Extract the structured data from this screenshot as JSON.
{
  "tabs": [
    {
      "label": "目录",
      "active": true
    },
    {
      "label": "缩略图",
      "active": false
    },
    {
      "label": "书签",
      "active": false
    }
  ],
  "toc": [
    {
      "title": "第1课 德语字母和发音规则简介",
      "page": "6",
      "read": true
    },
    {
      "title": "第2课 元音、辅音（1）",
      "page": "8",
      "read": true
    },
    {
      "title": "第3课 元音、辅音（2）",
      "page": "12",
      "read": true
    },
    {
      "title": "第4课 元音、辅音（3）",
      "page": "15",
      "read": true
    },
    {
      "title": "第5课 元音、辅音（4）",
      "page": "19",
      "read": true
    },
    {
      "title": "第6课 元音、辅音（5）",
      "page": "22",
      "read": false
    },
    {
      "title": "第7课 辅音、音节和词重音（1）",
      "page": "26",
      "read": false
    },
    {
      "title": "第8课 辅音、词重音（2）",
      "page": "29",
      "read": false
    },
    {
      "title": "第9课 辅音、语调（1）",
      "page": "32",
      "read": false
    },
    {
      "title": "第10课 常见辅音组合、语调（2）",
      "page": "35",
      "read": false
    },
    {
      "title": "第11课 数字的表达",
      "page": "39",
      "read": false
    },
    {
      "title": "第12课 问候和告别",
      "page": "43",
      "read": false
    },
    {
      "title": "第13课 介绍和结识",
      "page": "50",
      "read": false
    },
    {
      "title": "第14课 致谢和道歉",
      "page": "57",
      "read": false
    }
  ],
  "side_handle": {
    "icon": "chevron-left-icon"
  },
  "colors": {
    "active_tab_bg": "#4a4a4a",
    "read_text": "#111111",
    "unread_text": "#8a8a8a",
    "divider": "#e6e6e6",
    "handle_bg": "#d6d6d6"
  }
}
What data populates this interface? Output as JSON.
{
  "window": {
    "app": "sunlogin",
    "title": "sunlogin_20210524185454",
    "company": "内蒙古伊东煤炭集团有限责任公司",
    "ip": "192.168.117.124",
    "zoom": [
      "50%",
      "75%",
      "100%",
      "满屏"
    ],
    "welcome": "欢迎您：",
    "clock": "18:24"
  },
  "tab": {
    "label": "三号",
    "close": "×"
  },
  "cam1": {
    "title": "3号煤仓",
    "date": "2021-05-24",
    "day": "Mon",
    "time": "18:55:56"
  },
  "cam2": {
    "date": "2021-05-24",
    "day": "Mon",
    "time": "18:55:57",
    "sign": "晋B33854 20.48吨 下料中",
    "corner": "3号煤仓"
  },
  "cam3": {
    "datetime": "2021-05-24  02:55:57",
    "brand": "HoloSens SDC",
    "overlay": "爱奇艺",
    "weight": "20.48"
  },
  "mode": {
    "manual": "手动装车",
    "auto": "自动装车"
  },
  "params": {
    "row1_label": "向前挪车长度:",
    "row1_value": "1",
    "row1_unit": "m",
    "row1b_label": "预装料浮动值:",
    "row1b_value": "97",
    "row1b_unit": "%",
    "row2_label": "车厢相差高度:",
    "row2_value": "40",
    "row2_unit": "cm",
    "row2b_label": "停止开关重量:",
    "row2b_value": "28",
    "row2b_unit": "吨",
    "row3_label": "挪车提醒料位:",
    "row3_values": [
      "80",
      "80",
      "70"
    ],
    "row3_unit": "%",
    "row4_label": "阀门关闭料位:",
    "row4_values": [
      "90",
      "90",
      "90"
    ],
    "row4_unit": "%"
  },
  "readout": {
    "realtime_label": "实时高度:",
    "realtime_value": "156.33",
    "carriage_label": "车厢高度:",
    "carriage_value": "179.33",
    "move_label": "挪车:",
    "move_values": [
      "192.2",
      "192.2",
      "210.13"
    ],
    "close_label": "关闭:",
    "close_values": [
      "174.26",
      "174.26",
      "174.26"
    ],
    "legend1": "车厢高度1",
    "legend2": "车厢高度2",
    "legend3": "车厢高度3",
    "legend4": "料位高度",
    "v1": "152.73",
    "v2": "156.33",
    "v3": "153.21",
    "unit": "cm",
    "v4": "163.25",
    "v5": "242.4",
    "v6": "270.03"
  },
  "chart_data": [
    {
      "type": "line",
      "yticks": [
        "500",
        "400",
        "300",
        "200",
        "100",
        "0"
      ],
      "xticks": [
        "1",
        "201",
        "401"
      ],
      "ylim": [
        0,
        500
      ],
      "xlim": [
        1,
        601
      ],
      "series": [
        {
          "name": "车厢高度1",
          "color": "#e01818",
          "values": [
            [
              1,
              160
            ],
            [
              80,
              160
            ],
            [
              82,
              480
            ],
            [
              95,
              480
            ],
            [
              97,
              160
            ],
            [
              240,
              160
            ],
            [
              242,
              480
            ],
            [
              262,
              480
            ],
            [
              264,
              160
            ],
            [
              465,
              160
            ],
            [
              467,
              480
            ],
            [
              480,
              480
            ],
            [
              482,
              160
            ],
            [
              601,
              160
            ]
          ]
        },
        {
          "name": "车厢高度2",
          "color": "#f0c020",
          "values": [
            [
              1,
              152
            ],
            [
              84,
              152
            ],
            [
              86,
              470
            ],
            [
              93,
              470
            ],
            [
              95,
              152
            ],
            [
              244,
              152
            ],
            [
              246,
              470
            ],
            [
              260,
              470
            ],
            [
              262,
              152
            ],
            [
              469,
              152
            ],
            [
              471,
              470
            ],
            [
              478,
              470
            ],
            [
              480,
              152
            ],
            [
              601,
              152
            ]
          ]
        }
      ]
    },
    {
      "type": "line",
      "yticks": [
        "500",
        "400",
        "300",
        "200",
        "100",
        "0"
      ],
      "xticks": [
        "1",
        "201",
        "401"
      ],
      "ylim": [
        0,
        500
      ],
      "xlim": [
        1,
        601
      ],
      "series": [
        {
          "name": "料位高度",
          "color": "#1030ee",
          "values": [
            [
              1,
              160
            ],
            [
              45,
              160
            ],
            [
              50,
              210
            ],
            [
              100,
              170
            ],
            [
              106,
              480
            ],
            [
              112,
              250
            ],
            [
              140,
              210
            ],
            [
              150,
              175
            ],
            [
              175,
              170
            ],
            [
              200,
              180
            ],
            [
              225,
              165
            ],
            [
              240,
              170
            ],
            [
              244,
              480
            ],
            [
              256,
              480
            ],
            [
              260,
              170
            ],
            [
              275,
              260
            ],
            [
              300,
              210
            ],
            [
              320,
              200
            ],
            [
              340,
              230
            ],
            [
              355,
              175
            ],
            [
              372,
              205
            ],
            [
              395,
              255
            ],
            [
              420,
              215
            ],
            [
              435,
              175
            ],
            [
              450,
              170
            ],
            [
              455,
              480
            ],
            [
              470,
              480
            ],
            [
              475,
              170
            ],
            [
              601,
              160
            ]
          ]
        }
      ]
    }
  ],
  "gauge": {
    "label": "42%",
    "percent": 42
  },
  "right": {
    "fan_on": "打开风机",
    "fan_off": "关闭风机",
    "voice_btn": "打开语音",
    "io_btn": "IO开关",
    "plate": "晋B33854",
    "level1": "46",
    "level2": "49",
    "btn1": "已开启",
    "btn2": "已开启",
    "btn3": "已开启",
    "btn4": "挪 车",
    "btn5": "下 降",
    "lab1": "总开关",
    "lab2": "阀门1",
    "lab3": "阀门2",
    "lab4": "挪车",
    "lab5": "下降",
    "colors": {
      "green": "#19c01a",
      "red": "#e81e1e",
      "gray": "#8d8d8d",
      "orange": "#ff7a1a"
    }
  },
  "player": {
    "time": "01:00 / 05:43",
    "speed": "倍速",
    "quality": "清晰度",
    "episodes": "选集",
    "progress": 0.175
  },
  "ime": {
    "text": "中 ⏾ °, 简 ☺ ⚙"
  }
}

__Problem to solve__. Repeat the data above, word for word.

__Solved exercise__.
Extract the structured data from this screenshot as JSON.
{
  "tabs": [
    {
      "label": "目录",
      "active": true
    },
    {
      "label": "缩略图",
      "active": false
    },
    {
      "label": "书签",
      "active": false
    }
  ],
  "toc": [
    {
      "title": "第1课 德语字母和发音规则简介",
      "page": "6",
      "read": true
    },
    {
      "title": "第2课 元音、辅音（1）",
      "page": "8",
      "read": true
    },
    {
      "title": "第3课 元音、辅音（2）",
      "page": "12",
      "read": true
    },
    {
      "title": "第4课 元音、辅音（3）",
      "page": "15",
      "read": true
    },
    {
      "title": "第5课 元音、辅音（4）",
      "page": "19",
      "read": true
    },
    {
      "title": "第6课 元音、辅音（5）",
      "page": "22",
      "read": false
    },
    {
      "title": "第7课 辅音、音节和词重音（1）",
      "page": "26",
      "read": false
    },
    {
      "title": "第8课 辅音、词重音（2）",
      "page": "29",
      "read": false
    },
    {
      "title": "第9课 辅音、语调（1）",
      "page": "32",
      "read": false
    },
    {
      "title": "第10课 常见辅音组合、语调（2）",
      "page": "35",
      "read": false
    },
    {
      "title": "第11课 数字的表达",
      "page": "39",
      "read": false
    },
    {
      "title": "第12课 问候和告别",
      "page": "43",
      "read": false
    },
    {
      "title": "第13课 介绍和结识",
      "page": "50",
      "read": false
    },
    {
      "title": "第14课 致谢和道歉",
      "page": "57",
      "read": false
    }
  ],
  "side_handle": {
    "icon": "chevron-left-icon"
  },
  "colors": {
    "active_tab_bg": "#4a4a4a",
    "read_text": "#111111",
    "unread_text": "#8a8a8a",
    "divider": "#e6e6e6",
    "handle_bg": "#d6d6d6"
  }
}
What data populates this interface? Output as JSON.
{
  "window": {
    "app": "sunlogin",
    "title": "sunlogin_20210524185454",
    "company": "内蒙古伊东煤炭集团有限责任公司",
    "ip": "192.168.117.124",
    "zoom": [
      "50%",
      "75%",
      "100%",
      "满屏"
    ],
    "welcome": "欢迎您：",
    "clock": "18:24"
  },
  "tab": {
    "label": "三号",
    "close": "×"
  },
  "cam1": {
    "title": "3号煤仓",
    "date": "2021-05-24",
    "day": "Mon",
    "time": "18:55:56"
  },
  "cam2": {
    "date": "2021-05-24",
    "day": "Mon",
    "time": "18:55:57",
    "sign": "晋B33854 20.48吨 下料中",
    "corner": "3号煤仓"
  },
  "cam3": {
    "datetime": "2021-05-24  02:55:57",
    "brand": "HoloSens SDC",
    "overlay": "爱奇艺",
    "weight": "20.48"
  },
  "mode": {
    "manual": "手动装车",
    "auto": "自动装车"
  },
  "params": {
    "row1_label": "向前挪车长度:",
    "row1_value": "1",
    "row1_unit": "m",
    "row1b_label": "预装料浮动值:",
    "row1b_value": "97",
    "row1b_unit": "%",
    "row2_label": "车厢相差高度:",
    "row2_value": "40",
    "row2_unit": "cm",
    "row2b_label": "停止开关重量:",
    "row2b_value": "28",
    "row2b_unit": "吨",
    "row3_label": "挪车提醒料位:",
    "row3_values": [
      "80",
      "80",
      "70"
    ],
    "row3_unit": "%",
    "row4_label": "阀门关闭料位:",
    "row4_values": [
      "90",
      "90",
      "90"
    ],
    "row4_unit": "%"
  },
  "readout": {
    "realtime_label": "实时高度:",
    "realtime_value": "156.33",
    "carriage_label": "车厢高度:",
    "carriage_value": "179.33",
    "move_label": "挪车:",
    "move_values": [
      "192.2",
      "192.2",
      "210.13"
    ],
    "close_label": "关闭:",
    "close_values": [
      "174.26",
      "174.26",
      "174.26"
    ],
    "legend1": "车厢高度1",
    "legend2": "车厢高度2",
    "legend3": "车厢高度3",
    "legend4": "料位高度",
    "v1": "152.73",
    "v2": "156.33",
    "v3": "153.21",
    "unit": "cm",
    "v4": "163.25",
    "v5": "242.4",
    "v6": "270.03"
  },
  "chart_data": [
    {
      "type": "line",
      "yticks": [
        "500",
        "400",
        "300",
        "200",
        "100",
        "0"
      ],
      "xticks": [
        "1",
        "201",
        "401"
      ],
      "ylim": [
        0,
        500
      ],
      "xlim": [
        1,
        601
      ],
      "series": [
        {
          "name": "车厢高度1",
          "color": "#e01818",
          "values": [
            [
              1,
              160
            ],
            [
              80,
              160
            ],
            [
              82,
              480
            ],
            [
              95,
              480
            ],
            [
              97,
              160
            ],
            [
              240,
              160
            ],
            [
              242,
              480
            ],
            [
              262,
              480
            ],
            [
              264,
              160
            ],
            [
              465,
              160
            ],
            [
              467,
              480
            ],
            [
              480,
              480
            ],
            [
              482,
              160
            ],
            [
              601,
              160
            ]
          ]
        },
        {
          "name": "车厢高度2",
          "color": "#f0c020",
          "values": [
            [
              1,
              152
            ],
            [
              84,
              152
            ],
            [
              86,
              470
            ],
            [
              93,
              470
            ],
            [
              95,
              152
            ],
            [
              244,
              152
            ],
            [
              246,
              470
            ],
            [
              260,
              470
            ],
            [
              262,
              152
            ],
            [
              469,
              152
            ],
            [
              471,
              470
            ],
            [
              478,
              470
            ],
            [
              480,
              152
            ],
            [
              601,
              152
            ]
          ]
        }
      ]
    },
    {
      "type": "line",
      "yticks": [
        "500",
        "400",
        "300",
        "200",
        "100",
        "0"
      ],
      "xticks": [
        "1",
        "201",
        "401"
      ],
      "ylim": [
        0,
        500
      ],
      "xlim": [
        1,
        601
      ],
      "series": [
        {
          "name": "料位高度",
          "color": "#1030ee",
          "values": [
            [
              1,
              160
            ],
            [
              45,
              160
            ],
            [
              50,
              210
            ],
            [
              100,
              170
            ],
            [
              106,
              480
            ],
            [
              112,
              250
            ],
            [
              140,
              210
            ],
            [
              150,
              175
            ],
            [
              175,
              170
            ],
            [
              200,
              180
            ],
            [
              225,
              165
            ],
            [
              240,
              170
            ],
            [
              244,
              480
            ],
            [
              256,
              480
            ],
            [
              260,
              170
            ],
            [
              275,
              260
            ],
            [
              300,
              210
            ],
            [
              320,
              200
            ],
            [
              340,
              230
            ],
            [
              355,
              175
            ],
            [
              372,
              205
            ],
            [
              395,
              255
            ],
            [
              420,
              215
            ],
            [
              435,
              175
            ],
            [
              450,
              170
            ],
            [
              455,
              480
            ],
            [
              470,
              480
            ],
            [
              475,
              170
            ],
            [
              601,
              160
            ]
          ]
        }
      ]
    }
  ],
  "gauge": {
    "label": "42%",
    "percent": 42
  },
  "right": {
    "fan_on": "打开风机",
    "fan_off": "关闭风机",
    "voice_btn": "打开语音",
    "io_btn": "IO开关",
    "plate": "晋B33854",
    "level1": "46",
    "level2": "49",
    "btn1": "已开启",
    "btn2": "已开启",
    "btn3": "已开启",
    "btn4": "挪 车",
    "btn5": "下 降",
    "lab1": "总开关",
    "lab2": "阀门1",
    "lab3": "阀门2",
    "lab4": "挪车",
    "lab5": "下降",
    "colors": {
      "green": "#19c01a",
      "red": "#e81e1e",
      "gray": "#8d8d8d",
      "orange": "#ff7a1a"
    }
  },
  "player": {
    "time": "01:00 / 05:43",
    "speed": "倍速",
    "quality": "清晰度",
    "episodes": "选集",
    "progress": 0.175
  },
  "ime": {
    "text": "中 ⏾ °, 简 ☺ ⚙"
  }
}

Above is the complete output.